**WHAT IS NEEDED:** Retype the material word for word.

— Start of RECORD LIST —

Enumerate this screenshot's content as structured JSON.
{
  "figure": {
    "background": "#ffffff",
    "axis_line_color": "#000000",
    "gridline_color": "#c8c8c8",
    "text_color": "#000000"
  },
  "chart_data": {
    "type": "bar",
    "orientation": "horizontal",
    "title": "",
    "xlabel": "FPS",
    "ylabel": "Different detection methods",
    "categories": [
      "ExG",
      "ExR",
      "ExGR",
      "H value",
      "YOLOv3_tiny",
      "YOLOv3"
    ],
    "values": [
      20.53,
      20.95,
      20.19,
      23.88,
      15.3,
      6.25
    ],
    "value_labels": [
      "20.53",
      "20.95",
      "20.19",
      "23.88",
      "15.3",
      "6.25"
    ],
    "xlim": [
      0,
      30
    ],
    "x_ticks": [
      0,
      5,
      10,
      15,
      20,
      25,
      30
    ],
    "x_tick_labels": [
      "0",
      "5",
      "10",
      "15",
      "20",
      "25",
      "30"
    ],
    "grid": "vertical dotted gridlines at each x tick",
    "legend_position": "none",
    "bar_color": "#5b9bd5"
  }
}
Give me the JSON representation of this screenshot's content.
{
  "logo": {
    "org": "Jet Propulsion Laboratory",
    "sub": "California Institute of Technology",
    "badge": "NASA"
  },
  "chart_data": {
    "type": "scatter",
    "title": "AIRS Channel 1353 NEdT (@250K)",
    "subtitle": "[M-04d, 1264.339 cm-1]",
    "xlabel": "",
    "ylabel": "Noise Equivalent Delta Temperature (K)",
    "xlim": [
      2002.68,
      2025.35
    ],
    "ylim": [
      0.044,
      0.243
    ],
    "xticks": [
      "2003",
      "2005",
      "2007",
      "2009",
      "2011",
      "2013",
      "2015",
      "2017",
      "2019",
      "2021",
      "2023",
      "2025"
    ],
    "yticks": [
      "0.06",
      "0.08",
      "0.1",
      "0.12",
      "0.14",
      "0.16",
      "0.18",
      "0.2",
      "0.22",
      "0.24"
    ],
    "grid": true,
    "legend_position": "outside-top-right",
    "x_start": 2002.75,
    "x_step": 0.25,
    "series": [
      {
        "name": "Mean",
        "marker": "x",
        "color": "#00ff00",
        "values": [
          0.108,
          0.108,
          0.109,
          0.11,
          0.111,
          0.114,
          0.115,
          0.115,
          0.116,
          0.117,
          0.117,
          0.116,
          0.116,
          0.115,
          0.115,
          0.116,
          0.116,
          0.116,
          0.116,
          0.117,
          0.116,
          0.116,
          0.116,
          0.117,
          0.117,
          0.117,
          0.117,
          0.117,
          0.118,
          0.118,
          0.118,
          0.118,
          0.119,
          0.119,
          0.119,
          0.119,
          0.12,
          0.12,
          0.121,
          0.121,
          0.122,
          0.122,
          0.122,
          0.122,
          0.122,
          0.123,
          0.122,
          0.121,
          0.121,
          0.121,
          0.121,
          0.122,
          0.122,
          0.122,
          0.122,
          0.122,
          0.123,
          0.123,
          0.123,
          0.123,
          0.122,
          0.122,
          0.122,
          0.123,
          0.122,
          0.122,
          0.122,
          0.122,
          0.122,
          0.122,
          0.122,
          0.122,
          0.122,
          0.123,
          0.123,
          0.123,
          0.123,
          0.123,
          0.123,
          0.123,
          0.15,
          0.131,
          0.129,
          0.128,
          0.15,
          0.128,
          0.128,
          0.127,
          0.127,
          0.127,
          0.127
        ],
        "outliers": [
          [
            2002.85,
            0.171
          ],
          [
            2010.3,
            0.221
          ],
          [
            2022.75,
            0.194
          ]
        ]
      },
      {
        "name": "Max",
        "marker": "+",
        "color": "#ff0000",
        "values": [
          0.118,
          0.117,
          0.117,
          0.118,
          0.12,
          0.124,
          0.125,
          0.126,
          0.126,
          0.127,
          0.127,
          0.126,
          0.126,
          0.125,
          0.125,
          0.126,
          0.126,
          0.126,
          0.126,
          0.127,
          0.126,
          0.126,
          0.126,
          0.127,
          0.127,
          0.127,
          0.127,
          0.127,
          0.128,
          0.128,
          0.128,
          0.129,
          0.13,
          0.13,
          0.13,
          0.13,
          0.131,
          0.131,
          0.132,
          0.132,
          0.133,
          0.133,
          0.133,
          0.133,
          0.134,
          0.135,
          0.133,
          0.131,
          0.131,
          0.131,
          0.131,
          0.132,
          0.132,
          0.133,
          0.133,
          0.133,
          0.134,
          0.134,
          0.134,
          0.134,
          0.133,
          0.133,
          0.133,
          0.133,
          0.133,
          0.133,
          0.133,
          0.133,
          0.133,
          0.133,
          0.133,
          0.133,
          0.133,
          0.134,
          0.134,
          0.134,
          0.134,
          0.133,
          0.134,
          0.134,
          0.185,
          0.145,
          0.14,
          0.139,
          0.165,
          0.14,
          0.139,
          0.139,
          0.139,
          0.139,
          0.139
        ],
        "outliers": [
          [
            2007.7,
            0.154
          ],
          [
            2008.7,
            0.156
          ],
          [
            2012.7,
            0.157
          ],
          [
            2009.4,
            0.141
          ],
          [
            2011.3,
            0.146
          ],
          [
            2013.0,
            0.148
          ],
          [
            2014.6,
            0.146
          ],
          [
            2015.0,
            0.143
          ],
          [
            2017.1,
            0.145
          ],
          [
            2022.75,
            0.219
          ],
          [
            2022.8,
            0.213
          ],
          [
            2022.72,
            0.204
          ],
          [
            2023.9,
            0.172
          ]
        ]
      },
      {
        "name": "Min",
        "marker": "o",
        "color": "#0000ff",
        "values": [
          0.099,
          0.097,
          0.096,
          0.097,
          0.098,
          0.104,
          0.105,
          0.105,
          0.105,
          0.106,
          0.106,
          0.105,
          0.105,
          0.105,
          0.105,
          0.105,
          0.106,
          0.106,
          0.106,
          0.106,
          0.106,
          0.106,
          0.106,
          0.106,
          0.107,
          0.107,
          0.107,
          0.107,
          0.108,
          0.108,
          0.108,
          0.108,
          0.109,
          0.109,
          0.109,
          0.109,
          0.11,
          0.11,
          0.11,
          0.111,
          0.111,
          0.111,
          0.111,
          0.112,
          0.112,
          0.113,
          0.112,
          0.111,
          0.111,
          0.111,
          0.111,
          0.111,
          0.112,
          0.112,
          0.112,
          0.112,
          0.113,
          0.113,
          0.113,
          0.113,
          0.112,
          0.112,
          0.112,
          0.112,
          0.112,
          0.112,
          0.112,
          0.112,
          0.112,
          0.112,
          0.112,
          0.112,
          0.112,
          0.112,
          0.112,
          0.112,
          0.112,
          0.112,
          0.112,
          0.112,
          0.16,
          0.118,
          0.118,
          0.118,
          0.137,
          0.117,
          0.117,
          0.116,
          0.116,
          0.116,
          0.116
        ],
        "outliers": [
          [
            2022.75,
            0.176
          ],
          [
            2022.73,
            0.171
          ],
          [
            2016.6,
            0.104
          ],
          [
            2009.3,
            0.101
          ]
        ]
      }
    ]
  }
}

— End of RECORD LIST —

**ANSWER FOR THE TASK:**
Enumerate this screenshot's content as structured JSON.
{
  "figure": {
    "background": "#ffffff",
    "axis_line_color": "#000000",
    "gridline_color": "#c8c8c8",
    "text_color": "#000000"
  },
  "chart_data": {
    "type": "bar",
    "orientation": "horizontal",
    "title": "",
    "xlabel": "FPS",
    "ylabel": "Different detection methods",
    "categories": [
      "ExG",
      "ExR",
      "ExGR",
      "H value",
      "YOLOv3_tiny",
      "YOLOv3"
    ],
    "values": [
      20.53,
      20.95,
      20.19,
      23.88,
      15.3,
      6.25
    ],
    "value_labels": [
      "20.53",
      "20.95",
      "20.19",
      "23.88",
      "15.3",
      "6.25"
    ],
    "xlim": [
      0,
      30
    ],
    "x_ticks": [
      0,
      5,
      10,
      15,
      20,
      25,
      30
    ],
    "x_tick_labels": [
      "0",
      "5",
      "10",
      "15",
      "20",
      "25",
      "30"
    ],
    "grid": "vertical dotted gridlines at each x tick",
    "legend_position": "none",
    "bar_color": "#5b9bd5"
  }
}
Give me the JSON representation of this screenshot's content.
{
  "logo": {
    "org": "Jet Propulsion Laboratory",
    "sub": "California Institute of Technology",
    "badge": "NASA"
  },
  "chart_data": {
    "type": "scatter",
    "title": "AIRS Channel 1353 NEdT (@250K)",
    "subtitle": "[M-04d, 1264.339 cm-1]",
    "xlabel": "",
    "ylabel": "Noise Equivalent Delta Temperature (K)",
    "xlim": [
      2002.68,
      2025.35
    ],
    "ylim": [
      0.044,
      0.243
    ],
    "xticks": [
      "2003",
      "2005",
      "2007",
      "2009",
      "2011",
      "2013",
      "2015",
      "2017",
      "2019",
      "2021",
      "2023",
      "2025"
    ],
    "yticks": [
      "0.06",
      "0.08",
      "0.1",
      "0.12",
      "0.14",
      "0.16",
      "0.18",
      "0.2",
      "0.22",
      "0.24"
    ],
    "grid": true,
    "legend_position": "outside-top-right",
    "x_start": 2002.75,
    "x_step": 0.25,
    "series": [
      {
        "name": "Mean",
        "marker": "x",
        "color": "#00ff00",
        "values": [
          0.108,
          0.108,
          0.109,
          0.11,
          0.111,
          0.114,
          0.115,
          0.115,
          0.116,
          0.117,
          0.117,
          0.116,
          0.116,
          0.115,
          0.115,
          0.116,
          0.116,
          0.116,
          0.116,
          0.117,
          0.116,
          0.116,
          0.116,
          0.117,
          0.117,
          0.117,
          0.117,
          0.117,
          0.118,
          0.118,
          0.118,
          0.118,
          0.119,
          0.119,
          0.119,
          0.119,
          0.12,
          0.12,
          0.121,
          0.121,
          0.122,
          0.122,
          0.122,
          0.122,
          0.122,
          0.123,
          0.122,
          0.121,
          0.121,
          0.121,
          0.121,
          0.122,
          0.122,
          0.122,
          0.122,
          0.122,
          0.123,
          0.123,
          0.123,
          0.123,
          0.122,
          0.122,
          0.122,
          0.123,
          0.122,
          0.122,
          0.122,
          0.122,
          0.122,
          0.122,
          0.122,
          0.122,
          0.122,
          0.123,
          0.123,
          0.123,
          0.123,
          0.123,
          0.123,
          0.123,
          0.15,
          0.131,
          0.129,
          0.128,
          0.15,
          0.128,
          0.128,
          0.127,
          0.127,
          0.127,
          0.127
        ],
        "outliers": [
          [
            2002.85,
            0.171
          ],
          [
            2010.3,
            0.221
          ],
          [
            2022.75,
            0.194
          ]
        ]
      },
      {
        "name": "Max",
        "marker": "+",
        "color": "#ff0000",
        "values": [
          0.118,
          0.117,
          0.117,
          0.118,
          0.12,
          0.124,
          0.125,
          0.126,
          0.126,
          0.127,
          0.127,
          0.126,
          0.126,
          0.125,
          0.125,
          0.126,
          0.126,
          0.126,
          0.126,
          0.127,
          0.126,
          0.126,
          0.126,
          0.127,
          0.127,
          0.127,
          0.127,
          0.127,
          0.128,
          0.128,
          0.128,
          0.129,
          0.13,
          0.13,
          0.13,
          0.13,
          0.131,
          0.131,
          0.132,
          0.132,
          0.133,
          0.133,
          0.133,
          0.133,
          0.134,
          0.135,
          0.133,
          0.131,
          0.131,
          0.131,
          0.131,
          0.132,
          0.132,
          0.133,
          0.133,
          0.133,
          0.134,
          0.134,
          0.134,
          0.134,
          0.133,
          0.133,
          0.133,
          0.133,
          0.133,
          0.133,
          0.133,
          0.133,
          0.133,
          0.133,
          0.133,
          0.133,
          0.133,
          0.134,
          0.134,
          0.134,
          0.134,
          0.133,
          0.134,
          0.134,
          0.185,
          0.145,
          0.14,
          0.139,
          0.165,
          0.14,
          0.139,
          0.139,
          0.139,
          0.139,
          0.139
        ],
        "outliers": [
          [
            2007.7,
            0.154
          ],
          [
            2008.7,
            0.156
          ],
          [
            2012.7,
            0.157
          ],
          [
            2009.4,
            0.141
          ],
          [
            2011.3,
            0.146
          ],
          [
            2013.0,
            0.148
          ],
          [
            2014.6,
            0.146
          ],
          [
            2015.0,
            0.143
          ],
          [
            2017.1,
            0.145
          ],
          [
            2022.75,
            0.219
          ],
          [
            2022.8,
            0.213
          ],
          [
            2022.72,
            0.204
          ],
          [
            2023.9,
            0.172
          ]
        ]
      },
      {
        "name": "Min",
        "marker": "o",
        "color": "#0000ff",
        "values": [
          0.099,
          0.097,
          0.096,
          0.097,
          0.098,
          0.104,
          0.105,
          0.105,
          0.105,
          0.106,
          0.106,
          0.105,
          0.105,
          0.105,
          0.105,
          0.105,
          0.106,
          0.106,
          0.106,
          0.106,
          0.106,
          0.106,
          0.106,
          0.106,
          0.107,
          0.107,
          0.107,
          0.107,
          0.108,
          0.108,
          0.108,
          0.108,
          0.109,
          0.109,
          0.109,
          0.109,
          0.11,
          0.11,
          0.11,
          0.111,
          0.111,
          0.111,
          0.111,
          0.112,
          0.112,
          0.113,
          0.112,
          0.111,
          0.111,
          0.111,
          0.111,
          0.111,
          0.112,
          0.112,
          0.112,
          0.112,
          0.113,
          0.113,
          0.113,
          0.113,
          0.112,
          0.112,
          0.112,
          0.112,
          0.112,
          0.112,
          0.112,
          0.112,
          0.112,
          0.112,
          0.112,
          0.112,
          0.112,
          0.112,
          0.112,
          0.112,
          0.112,
          0.112,
          0.112,
          0.112,
          0.16,
          0.118,
          0.118,
          0.118,
          0.137,
          0.117,
          0.117,
          0.116,
          0.116,
          0.116,
          0.116
        ],
        "outliers": [
          [
            2022.75,
            0.176
          ],
          [
            2022.73,
            0.171
          ],
          [
            2016.6,
            0.104
          ],
          [
            2009.3,
            0.101
          ]
        ]
      }
    ]
  }
}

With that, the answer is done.